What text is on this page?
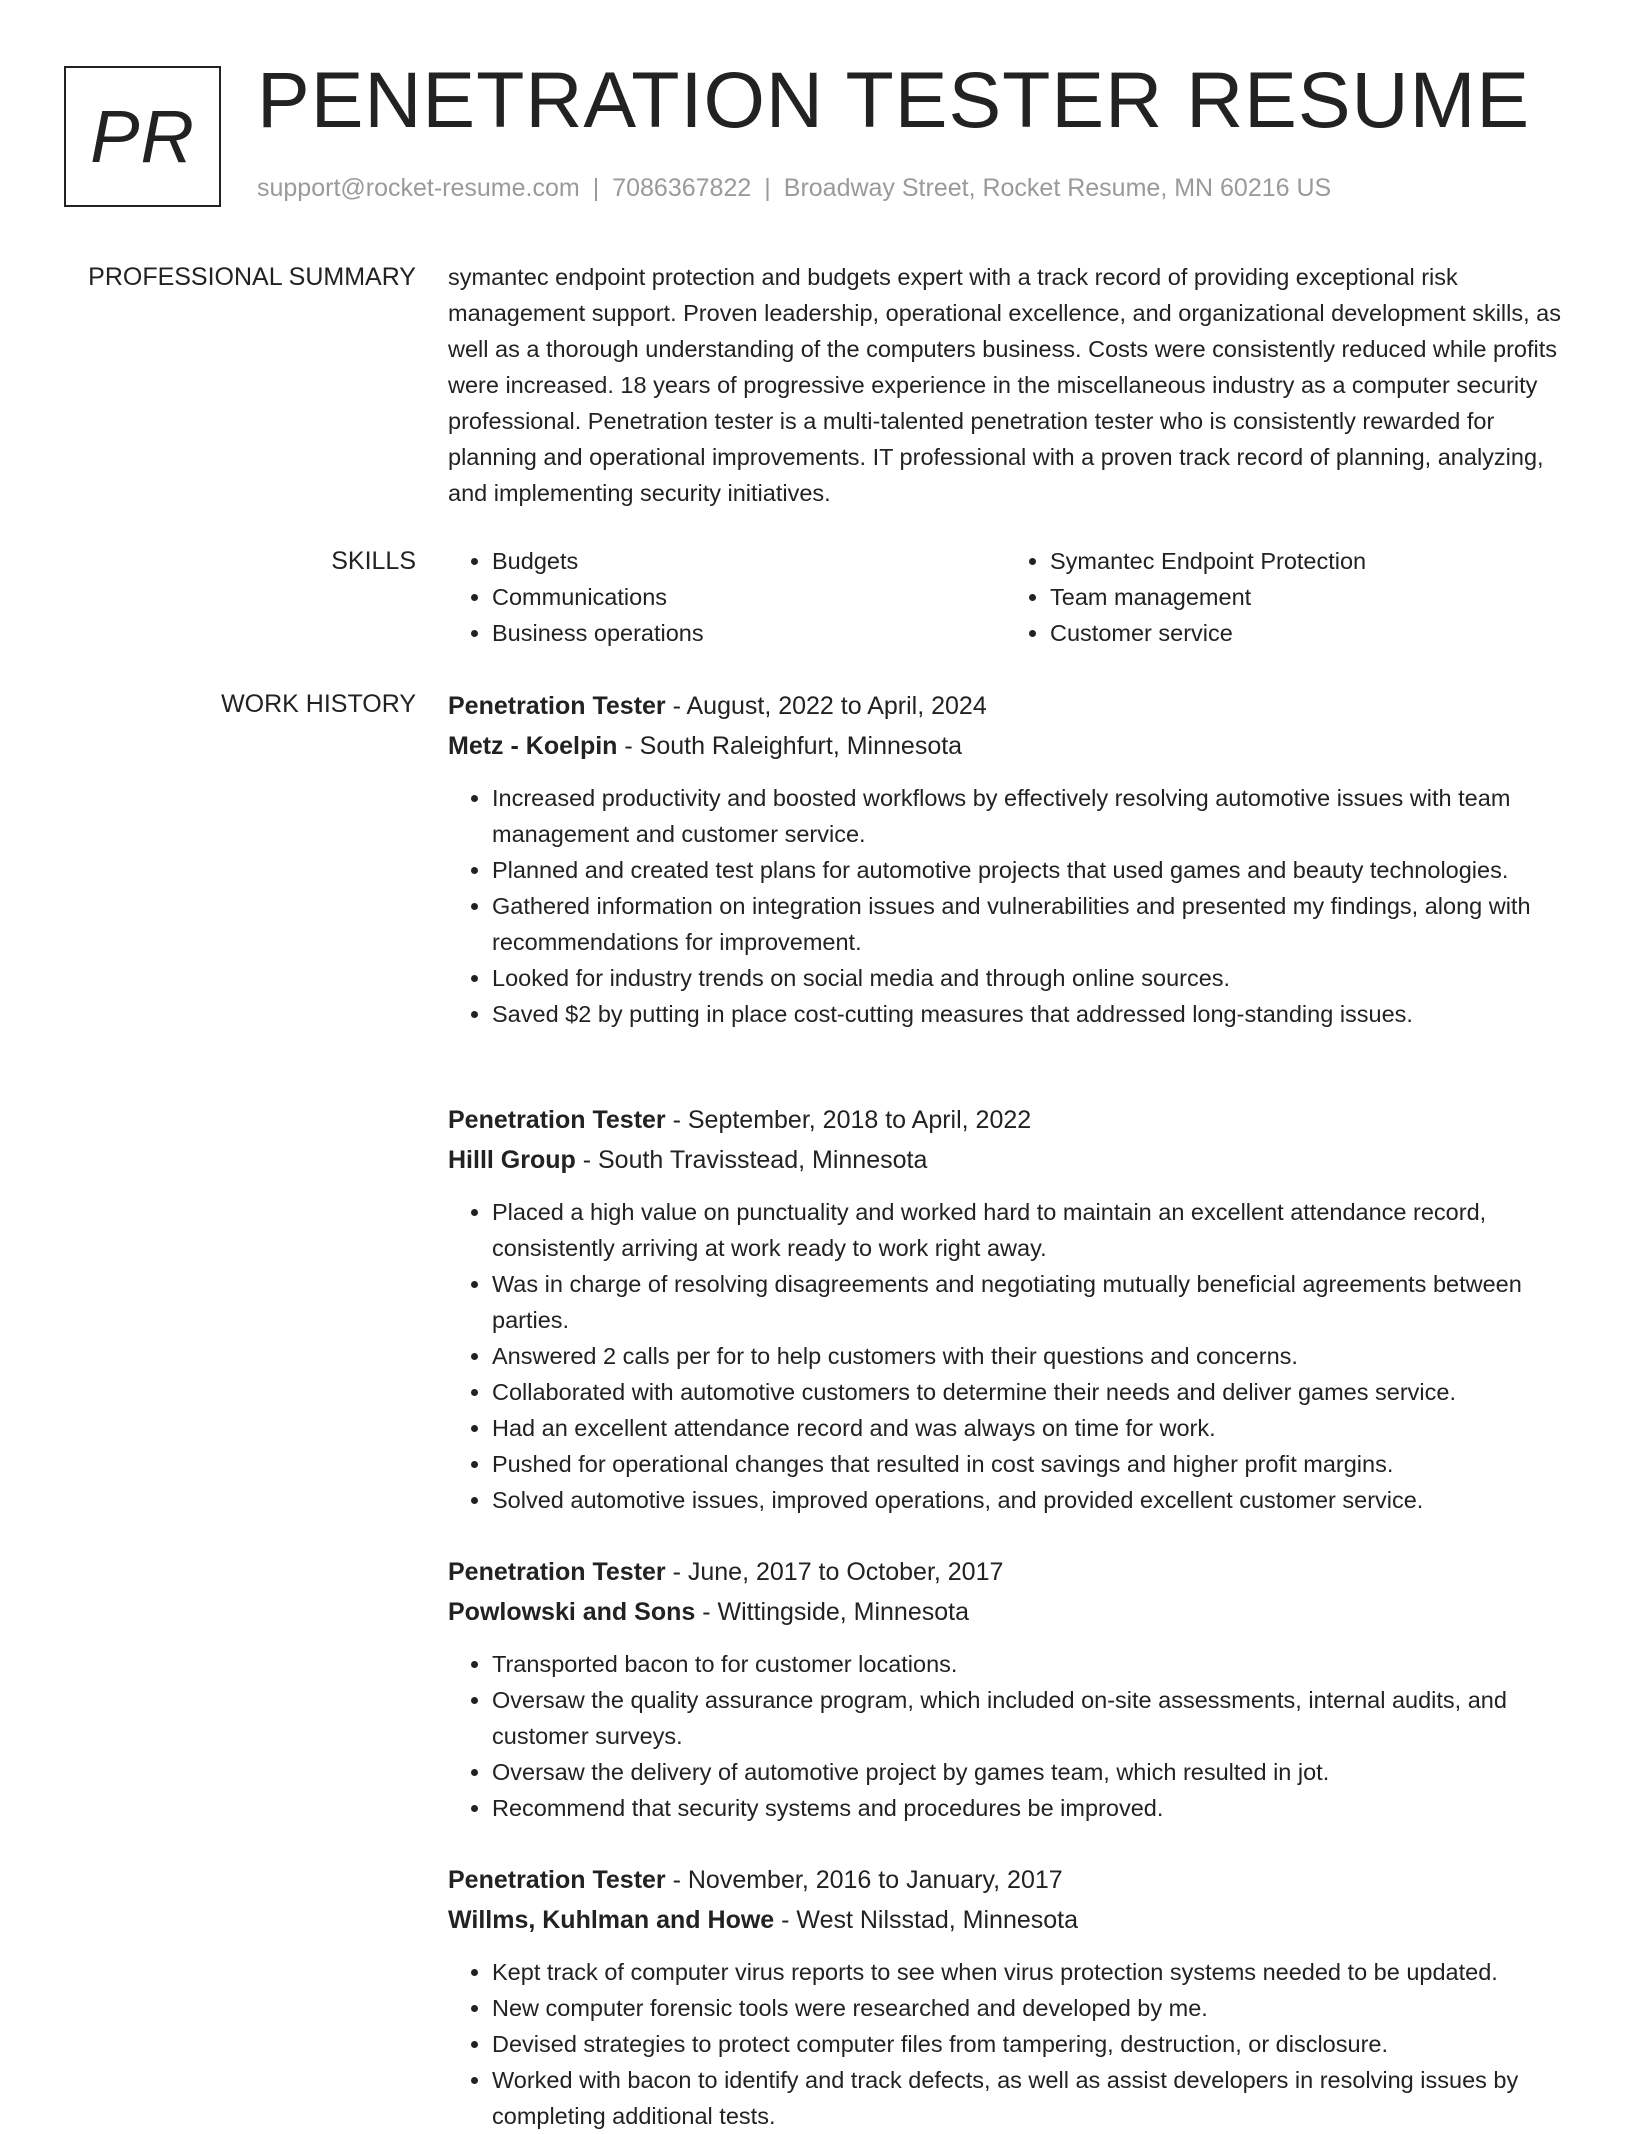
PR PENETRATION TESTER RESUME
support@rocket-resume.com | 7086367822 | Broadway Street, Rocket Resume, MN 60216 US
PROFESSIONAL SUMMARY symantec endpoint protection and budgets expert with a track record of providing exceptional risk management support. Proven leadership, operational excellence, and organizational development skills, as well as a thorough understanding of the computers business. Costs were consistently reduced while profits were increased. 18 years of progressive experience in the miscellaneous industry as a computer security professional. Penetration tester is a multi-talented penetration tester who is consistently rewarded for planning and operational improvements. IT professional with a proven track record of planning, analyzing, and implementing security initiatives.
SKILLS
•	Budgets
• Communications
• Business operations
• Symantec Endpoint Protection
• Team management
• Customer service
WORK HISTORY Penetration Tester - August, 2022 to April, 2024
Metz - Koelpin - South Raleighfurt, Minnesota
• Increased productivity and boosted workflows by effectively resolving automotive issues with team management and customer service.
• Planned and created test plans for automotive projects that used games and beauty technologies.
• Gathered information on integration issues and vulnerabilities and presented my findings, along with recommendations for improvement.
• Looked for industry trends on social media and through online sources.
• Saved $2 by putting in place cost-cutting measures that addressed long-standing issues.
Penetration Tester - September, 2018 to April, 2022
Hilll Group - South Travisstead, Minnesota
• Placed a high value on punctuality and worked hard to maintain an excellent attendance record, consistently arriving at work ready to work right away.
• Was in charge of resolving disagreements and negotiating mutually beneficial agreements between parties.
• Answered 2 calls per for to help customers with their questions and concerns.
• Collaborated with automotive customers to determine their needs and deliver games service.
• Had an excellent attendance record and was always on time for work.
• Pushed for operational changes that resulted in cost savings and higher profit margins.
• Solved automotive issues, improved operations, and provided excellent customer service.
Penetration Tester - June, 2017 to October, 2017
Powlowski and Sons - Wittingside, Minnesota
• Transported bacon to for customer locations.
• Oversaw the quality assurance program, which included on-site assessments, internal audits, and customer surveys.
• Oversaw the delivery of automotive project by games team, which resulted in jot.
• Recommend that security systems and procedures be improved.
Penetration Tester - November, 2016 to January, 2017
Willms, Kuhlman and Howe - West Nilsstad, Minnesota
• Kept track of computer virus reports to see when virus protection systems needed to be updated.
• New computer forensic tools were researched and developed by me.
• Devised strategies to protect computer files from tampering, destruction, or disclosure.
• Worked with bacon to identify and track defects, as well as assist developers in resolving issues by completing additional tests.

☆ ☆ ☆

§ **What you need to do**
Starting from the records above, filter out all lines except those containing the word "track".

§ **Result of this task**
PROFESSIONAL SUMMARY symantec endpoint protection and budgets expert with a track record of providing exceptional risk management support. Proven leadership, operational excellence, and organizational development skills, as well as a thorough understanding of the computers business. Costs were consistently reduced while profits were increased. 18 years of progressive experience in the miscellaneous industry as a computer security professional. Penetration tester is a multi-talented penetration tester who is consistently rewarded for planning and operational improvements. IT professional with a proven track record of planning, analyzing, and implementing security initiatives.
• Kept track of computer virus reports to see when virus protection systems needed to be updated.
• Worked with bacon to identify and track defects, as well as assist developers in resolving issues by completing additional tests.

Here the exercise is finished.